## Start Input records
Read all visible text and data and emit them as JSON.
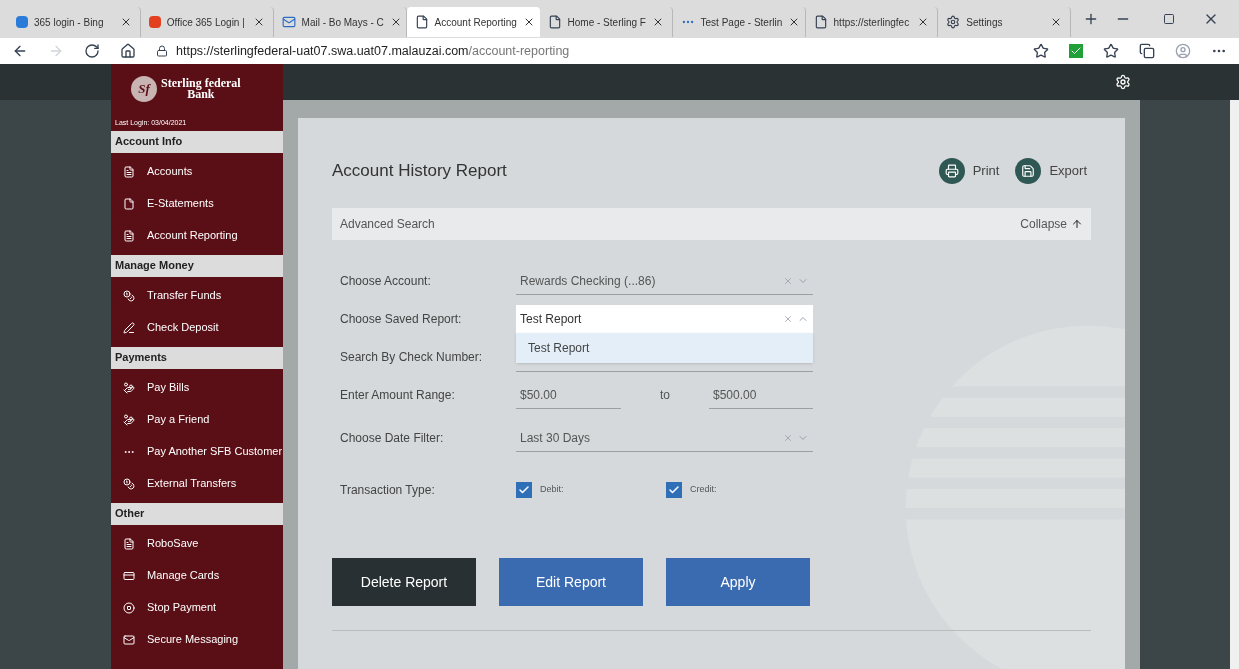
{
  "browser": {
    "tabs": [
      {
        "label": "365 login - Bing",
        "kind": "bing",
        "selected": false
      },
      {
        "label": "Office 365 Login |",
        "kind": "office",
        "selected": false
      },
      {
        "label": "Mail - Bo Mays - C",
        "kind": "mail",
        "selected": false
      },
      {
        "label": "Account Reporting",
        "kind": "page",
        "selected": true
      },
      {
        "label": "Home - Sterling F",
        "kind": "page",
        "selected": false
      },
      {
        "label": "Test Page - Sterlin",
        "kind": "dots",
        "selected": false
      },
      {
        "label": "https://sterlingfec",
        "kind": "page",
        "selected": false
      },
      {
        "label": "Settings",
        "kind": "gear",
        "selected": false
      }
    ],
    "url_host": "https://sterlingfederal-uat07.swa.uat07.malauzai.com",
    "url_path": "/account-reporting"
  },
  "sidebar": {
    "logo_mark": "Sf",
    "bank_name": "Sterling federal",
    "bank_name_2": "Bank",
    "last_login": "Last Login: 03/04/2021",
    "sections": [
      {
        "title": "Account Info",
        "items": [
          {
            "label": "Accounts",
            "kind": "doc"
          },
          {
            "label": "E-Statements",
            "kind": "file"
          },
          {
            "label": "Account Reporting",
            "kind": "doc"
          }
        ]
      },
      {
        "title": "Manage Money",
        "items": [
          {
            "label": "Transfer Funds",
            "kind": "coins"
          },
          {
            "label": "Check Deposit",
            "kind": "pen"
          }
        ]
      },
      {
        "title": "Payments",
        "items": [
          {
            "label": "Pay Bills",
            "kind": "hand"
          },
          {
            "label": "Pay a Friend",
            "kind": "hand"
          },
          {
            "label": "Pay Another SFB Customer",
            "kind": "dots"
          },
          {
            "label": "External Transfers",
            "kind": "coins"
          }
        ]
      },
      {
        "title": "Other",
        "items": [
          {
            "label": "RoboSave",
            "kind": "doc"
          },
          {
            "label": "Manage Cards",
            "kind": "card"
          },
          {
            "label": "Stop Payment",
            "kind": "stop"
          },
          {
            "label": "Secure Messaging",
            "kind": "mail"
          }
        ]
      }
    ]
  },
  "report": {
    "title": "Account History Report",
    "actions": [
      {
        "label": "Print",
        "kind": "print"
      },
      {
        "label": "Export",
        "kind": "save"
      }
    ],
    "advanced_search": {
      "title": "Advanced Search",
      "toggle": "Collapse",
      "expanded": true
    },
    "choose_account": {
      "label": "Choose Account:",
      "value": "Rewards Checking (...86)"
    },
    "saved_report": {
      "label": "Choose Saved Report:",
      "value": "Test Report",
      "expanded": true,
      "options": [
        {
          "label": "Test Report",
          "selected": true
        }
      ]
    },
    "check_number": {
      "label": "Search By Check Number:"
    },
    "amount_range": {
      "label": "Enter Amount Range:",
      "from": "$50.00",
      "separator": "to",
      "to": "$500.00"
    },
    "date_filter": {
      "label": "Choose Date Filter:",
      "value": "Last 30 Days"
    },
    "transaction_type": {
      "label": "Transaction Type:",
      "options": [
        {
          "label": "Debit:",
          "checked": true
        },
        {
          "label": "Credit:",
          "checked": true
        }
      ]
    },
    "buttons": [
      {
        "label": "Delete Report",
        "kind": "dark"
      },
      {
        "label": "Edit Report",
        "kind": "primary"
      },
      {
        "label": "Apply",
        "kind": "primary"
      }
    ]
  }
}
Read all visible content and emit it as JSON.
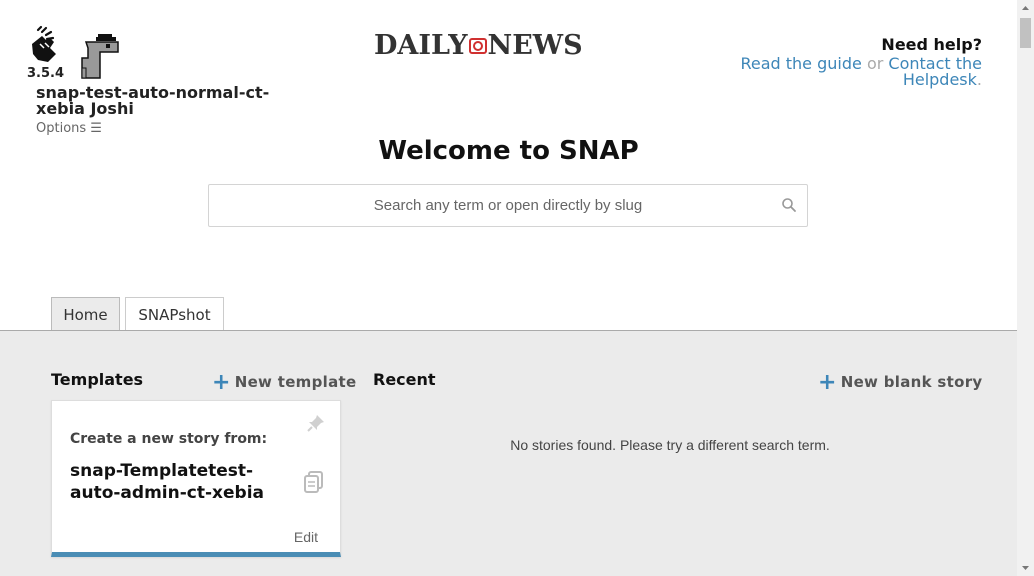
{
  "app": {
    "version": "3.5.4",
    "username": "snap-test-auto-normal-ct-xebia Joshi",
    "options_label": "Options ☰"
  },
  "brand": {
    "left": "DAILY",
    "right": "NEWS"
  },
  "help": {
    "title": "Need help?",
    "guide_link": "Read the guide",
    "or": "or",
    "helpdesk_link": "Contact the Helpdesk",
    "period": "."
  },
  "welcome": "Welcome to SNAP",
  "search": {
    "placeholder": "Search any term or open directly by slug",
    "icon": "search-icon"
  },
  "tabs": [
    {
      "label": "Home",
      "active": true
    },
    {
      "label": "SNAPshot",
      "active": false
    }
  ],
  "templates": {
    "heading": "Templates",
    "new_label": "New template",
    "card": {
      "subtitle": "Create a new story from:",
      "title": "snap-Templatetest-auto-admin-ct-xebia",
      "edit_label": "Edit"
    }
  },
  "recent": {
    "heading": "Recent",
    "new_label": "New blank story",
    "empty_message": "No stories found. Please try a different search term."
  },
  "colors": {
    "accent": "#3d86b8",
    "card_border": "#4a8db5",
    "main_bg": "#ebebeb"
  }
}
## End Input records
From the entries above, output every line exactly and omit any image.

[Solution]:
Read all visible text and data and emit them as JSON.
{
  "browser": {
    "tabs": [
      {
        "label": "365 login - Bing",
        "kind": "bing",
        "selected": false
      },
      {
        "label": "Office 365 Login |",
        "kind": "office",
        "selected": false
      },
      {
        "label": "Mail - Bo Mays - C",
        "kind": "mail",
        "selected": false
      },
      {
        "label": "Account Reporting",
        "kind": "page",
        "selected": true
      },
      {
        "label": "Home - Sterling F",
        "kind": "page",
        "selected": false
      },
      {
        "label": "Test Page - Sterlin",
        "kind": "dots",
        "selected": false
      },
      {
        "label": "https://sterlingfec",
        "kind": "page",
        "selected": false
      },
      {
        "label": "Settings",
        "kind": "gear",
        "selected": false
      }
    ],
    "url_host": "https://sterlingfederal-uat07.swa.uat07.malauzai.com",
    "url_path": "/account-reporting"
  },
  "sidebar": {
    "logo_mark": "Sf",
    "bank_name": "Sterling federal",
    "bank_name_2": "Bank",
    "last_login": "Last Login: 03/04/2021",
    "sections": [
      {
        "title": "Account Info",
        "items": [
          {
            "label": "Accounts",
            "kind": "doc"
          },
          {
            "label": "E-Statements",
            "kind": "file"
          },
          {
            "label": "Account Reporting",
            "kind": "doc"
          }
        ]
      },
      {
        "title": "Manage Money",
        "items": [
          {
            "label": "Transfer Funds",
            "kind": "coins"
          },
          {
            "label": "Check Deposit",
            "kind": "pen"
          }
        ]
      },
      {
        "title": "Payments",
        "items": [
          {
            "label": "Pay Bills",
            "kind": "hand"
          },
          {
            "label": "Pay a Friend",
            "kind": "hand"
          },
          {
            "label": "Pay Another SFB Customer",
            "kind": "dots"
          },
          {
            "label": "External Transfers",
            "kind": "coins"
          }
        ]
      },
      {
        "title": "Other",
        "items": [
          {
            "label": "RoboSave",
            "kind": "doc"
          },
          {
            "label": "Manage Cards",
            "kind": "card"
          },
          {
            "label": "Stop Payment",
            "kind": "stop"
          },
          {
            "label": "Secure Messaging",
            "kind": "mail"
          }
        ]
      }
    ]
  },
  "report": {
    "title": "Account History Report",
    "actions": [
      {
        "label": "Print",
        "kind": "print"
      },
      {
        "label": "Export",
        "kind": "save"
      }
    ],
    "advanced_search": {
      "title": "Advanced Search",
      "toggle": "Collapse",
      "expanded": true
    },
    "choose_account": {
      "label": "Choose Account:",
      "value": "Rewards Checking (...86)"
    },
    "saved_report": {
      "label": "Choose Saved Report:",
      "value": "Test Report",
      "expanded": true,
      "options": [
        {
          "label": "Test Report",
          "selected": true
        }
      ]
    },
    "check_number": {
      "label": "Search By Check Number:"
    },
    "amount_range": {
      "label": "Enter Amount Range:",
      "from": "$50.00",
      "separator": "to",
      "to": "$500.00"
    },
    "date_filter": {
      "label": "Choose Date Filter:",
      "value": "Last 30 Days"
    },
    "transaction_type": {
      "label": "Transaction Type:",
      "options": [
        {
          "label": "Debit:",
          "checked": true
        },
        {
          "label": "Credit:",
          "checked": true
        }
      ]
    },
    "buttons": [
      {
        "label": "Delete Report",
        "kind": "dark"
      },
      {
        "label": "Edit Report",
        "kind": "primary"
      },
      {
        "label": "Apply",
        "kind": "primary"
      }
    ]
  }
}
Read all visible content and emit it as JSON.
{
  "app": {
    "version": "3.5.4",
    "username": "snap-test-auto-normal-ct-xebia Joshi",
    "options_label": "Options ☰"
  },
  "brand": {
    "left": "DAILY",
    "right": "NEWS"
  },
  "help": {
    "title": "Need help?",
    "guide_link": "Read the guide",
    "or": "or",
    "helpdesk_link": "Contact the Helpdesk",
    "period": "."
  },
  "welcome": "Welcome to SNAP",
  "search": {
    "placeholder": "Search any term or open directly by slug",
    "icon": "search-icon"
  },
  "tabs": [
    {
      "label": "Home",
      "active": true
    },
    {
      "label": "SNAPshot",
      "active": false
    }
  ],
  "templates": {
    "heading": "Templates",
    "new_label": "New template",
    "card": {
      "subtitle": "Create a new story from:",
      "title": "snap-Templatetest-auto-admin-ct-xebia",
      "edit_label": "Edit"
    }
  },
  "recent": {
    "heading": "Recent",
    "new_label": "New blank story",
    "empty_message": "No stories found. Please try a different search term."
  },
  "colors": {
    "accent": "#3d86b8",
    "card_border": "#4a8db5",
    "main_bg": "#ebebeb"
  }
}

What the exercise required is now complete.